* BEGIN *

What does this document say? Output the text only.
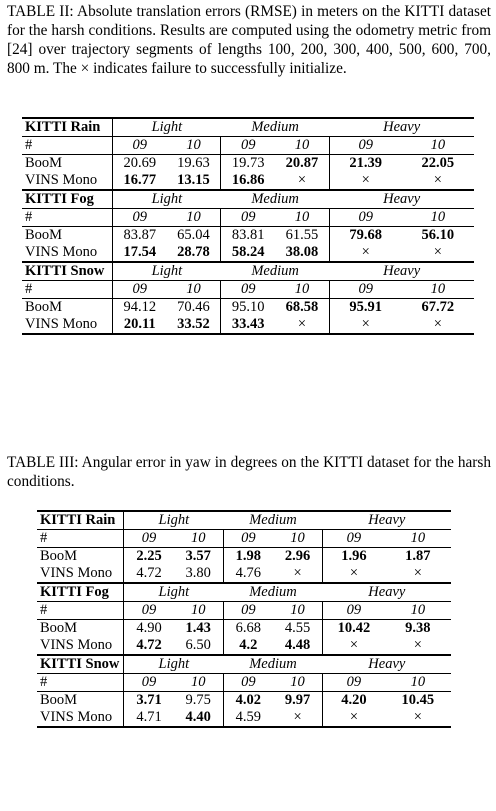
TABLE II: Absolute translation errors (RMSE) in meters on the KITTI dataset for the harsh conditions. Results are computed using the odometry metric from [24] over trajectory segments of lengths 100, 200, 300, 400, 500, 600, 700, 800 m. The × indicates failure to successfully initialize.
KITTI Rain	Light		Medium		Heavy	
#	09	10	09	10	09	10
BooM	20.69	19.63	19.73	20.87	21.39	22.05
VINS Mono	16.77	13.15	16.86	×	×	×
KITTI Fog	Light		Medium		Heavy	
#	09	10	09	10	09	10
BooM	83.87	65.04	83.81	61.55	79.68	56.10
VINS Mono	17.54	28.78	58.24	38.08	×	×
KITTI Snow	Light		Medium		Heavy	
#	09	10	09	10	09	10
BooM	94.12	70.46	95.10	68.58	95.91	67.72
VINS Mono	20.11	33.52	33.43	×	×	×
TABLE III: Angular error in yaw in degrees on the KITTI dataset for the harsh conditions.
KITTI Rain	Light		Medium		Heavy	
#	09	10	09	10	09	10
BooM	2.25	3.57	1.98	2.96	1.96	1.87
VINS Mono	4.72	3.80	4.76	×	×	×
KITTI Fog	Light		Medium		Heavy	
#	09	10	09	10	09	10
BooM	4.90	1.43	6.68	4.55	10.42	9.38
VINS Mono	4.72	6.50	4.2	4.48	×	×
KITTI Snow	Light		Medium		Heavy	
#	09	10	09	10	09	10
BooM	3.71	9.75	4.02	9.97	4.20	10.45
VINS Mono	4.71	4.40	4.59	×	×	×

* END *

§ Required task
Reply with one number only: the count of lines in the entries that contain "VINS".

§ Completed exercise
6